• WRITTEN TASK
Quote the entries in full, character for character, without their images.

• SUPPLIED MATERIAL
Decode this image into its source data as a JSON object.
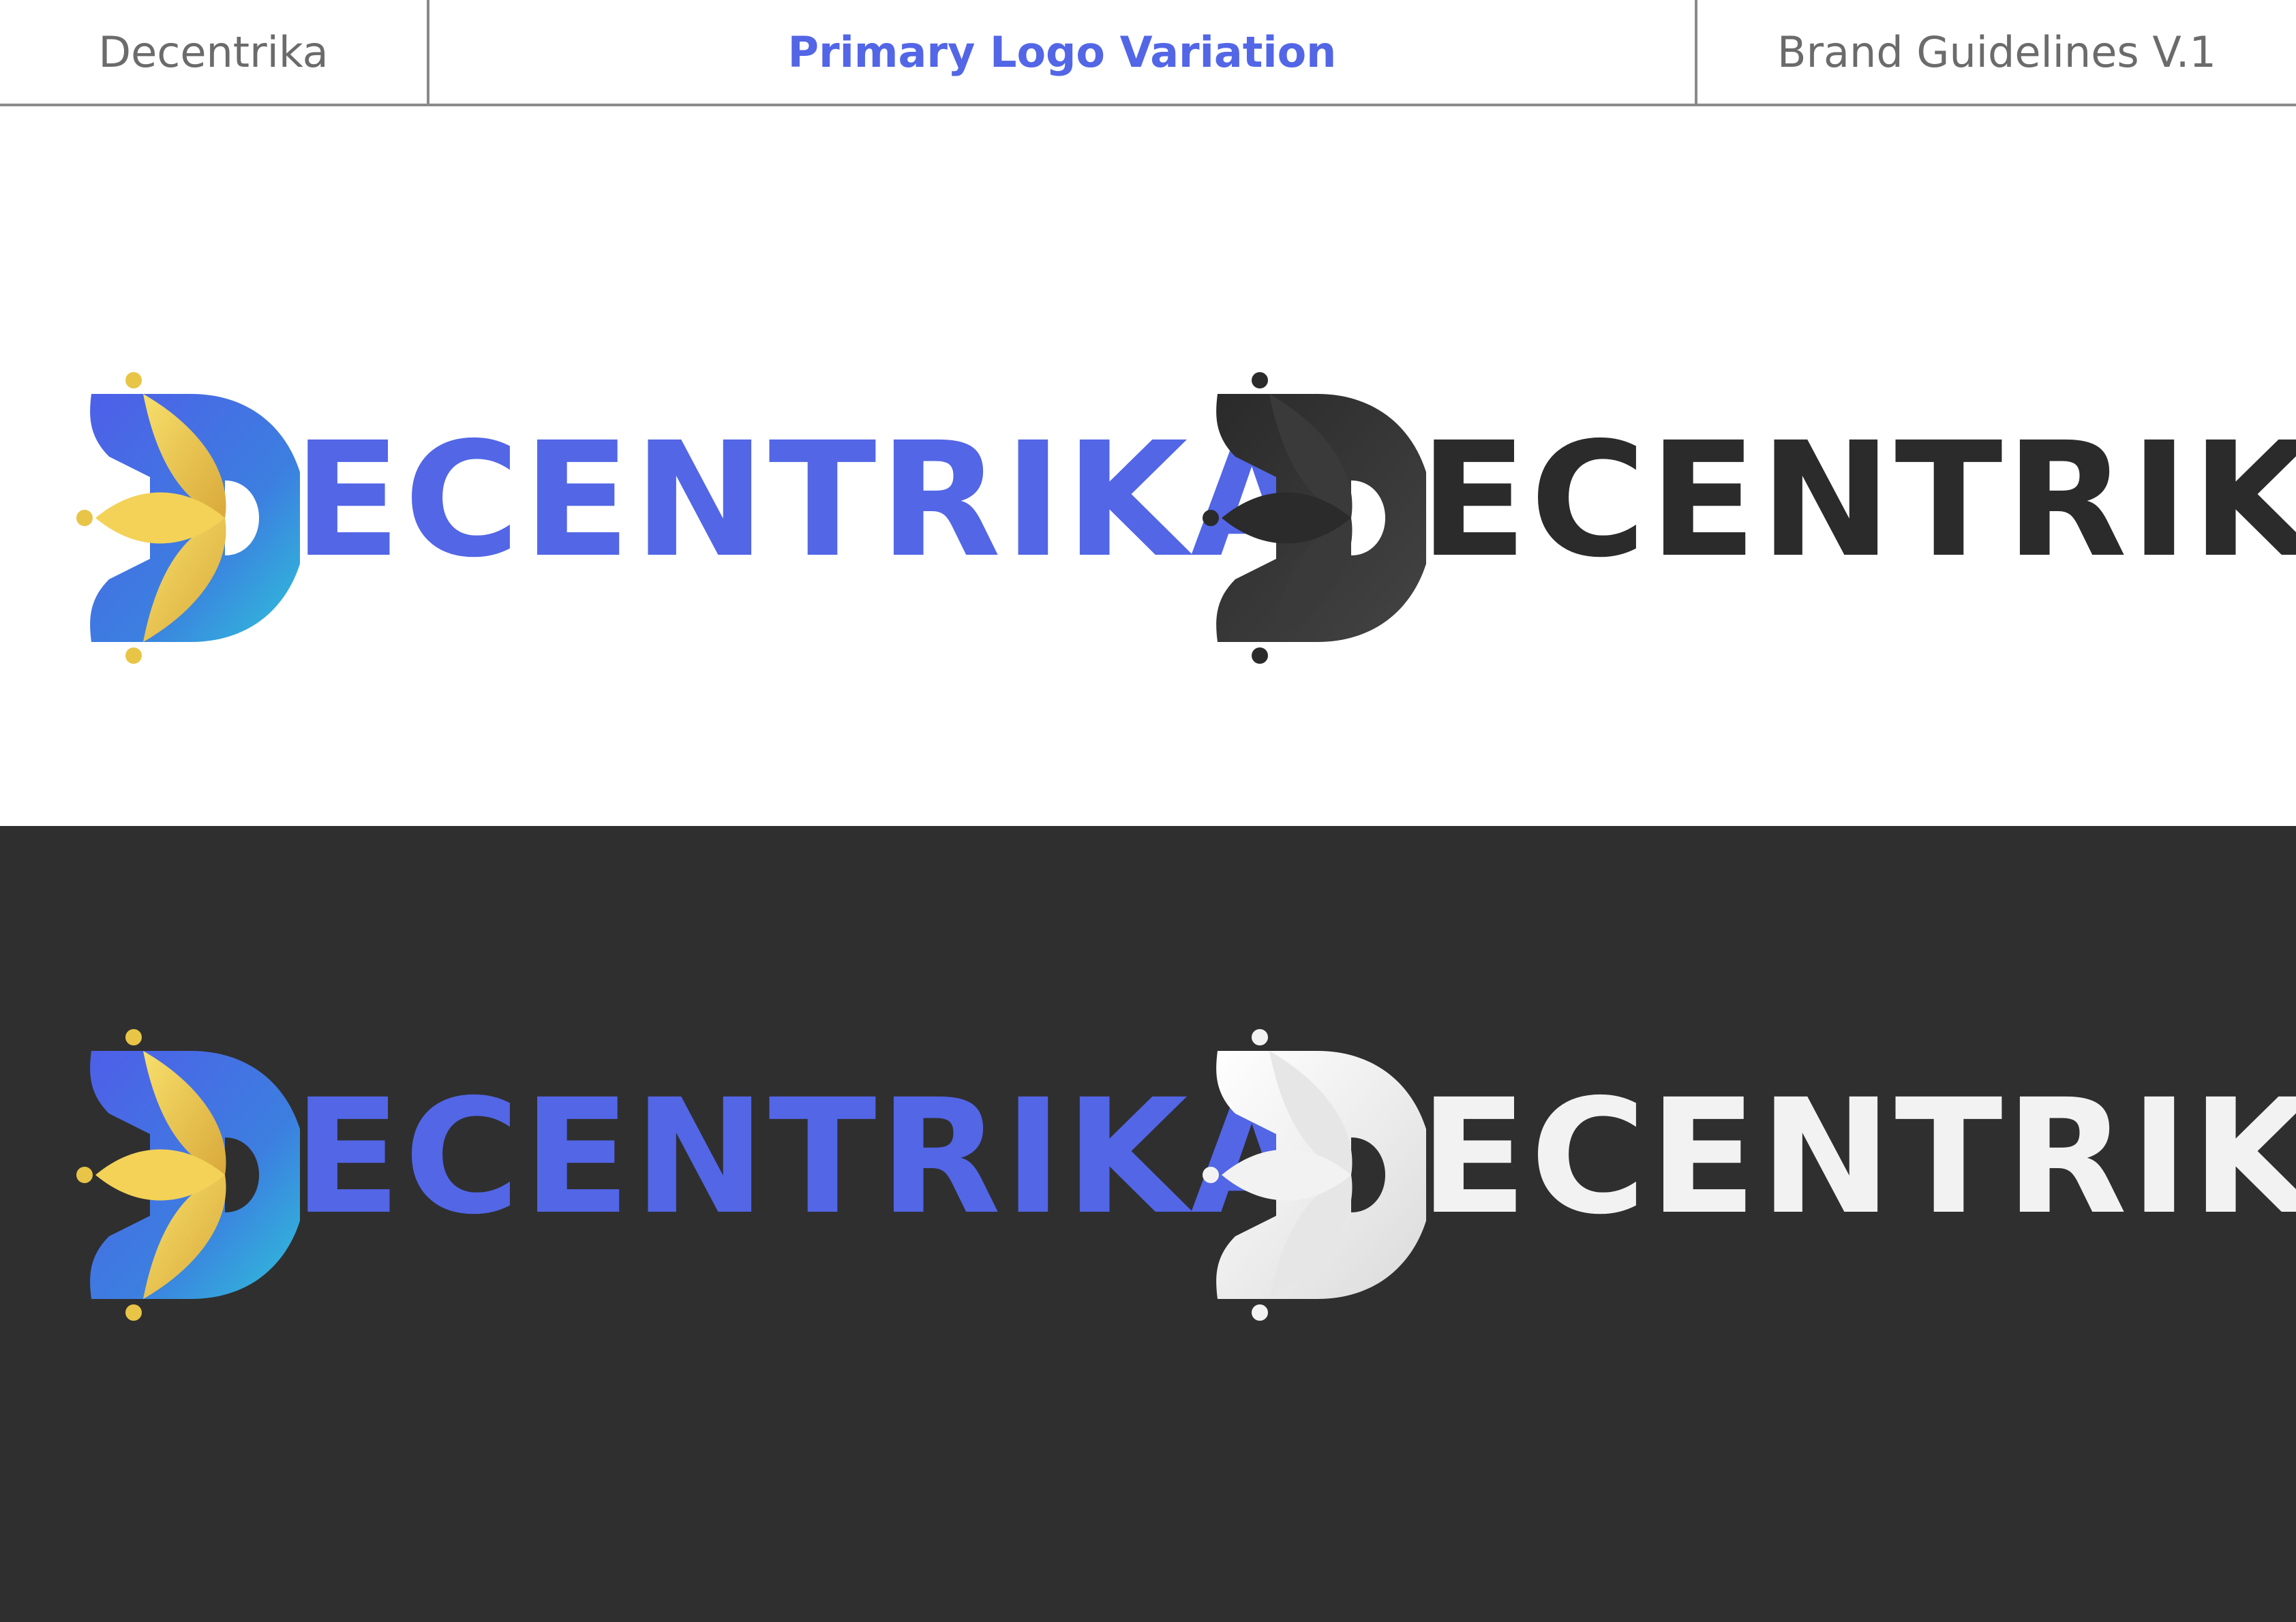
{
  "header": {
    "brand": "Decentrika",
    "title": "Primary Logo Variation",
    "version": "Brand Guidelines V.1"
  },
  "colors": {
    "accent": "#5266E6",
    "dark": "#2F2F2F",
    "gold": "#E8C547",
    "cyan": "#2EC4D9",
    "light": "#F2F2F2"
  },
  "logos": [
    {
      "variant": "color-on-light",
      "wordmark": "ECENTRIKA",
      "text_color": "#5266E6"
    },
    {
      "variant": "mono-dark-on-light",
      "wordmark": "ECENTRIKA",
      "text_color": "#2B2B2B"
    },
    {
      "variant": "color-on-dark",
      "wordmark": "ECENTRIKA",
      "text_color": "#5266E6"
    },
    {
      "variant": "mono-white-on-dark",
      "wordmark": "ECENTRIKA",
      "text_color": "#F2F2F2"
    }
  ]
}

• FULL OUTPUT
Decode this image into its source data as a JSON object.
{
  "header": {
    "brand": "Decentrika",
    "title": "Primary Logo Variation",
    "version": "Brand Guidelines V.1"
  },
  "colors": {
    "accent": "#5266E6",
    "dark": "#2F2F2F",
    "gold": "#E8C547",
    "cyan": "#2EC4D9",
    "light": "#F2F2F2"
  },
  "logos": [
    {
      "variant": "color-on-light",
      "wordmark": "ECENTRIKA",
      "text_color": "#5266E6"
    },
    {
      "variant": "mono-dark-on-light",
      "wordmark": "ECENTRIKA",
      "text_color": "#2B2B2B"
    },
    {
      "variant": "color-on-dark",
      "wordmark": "ECENTRIKA",
      "text_color": "#5266E6"
    },
    {
      "variant": "mono-white-on-dark",
      "wordmark": "ECENTRIKA",
      "text_color": "#F2F2F2"
    }
  ]
}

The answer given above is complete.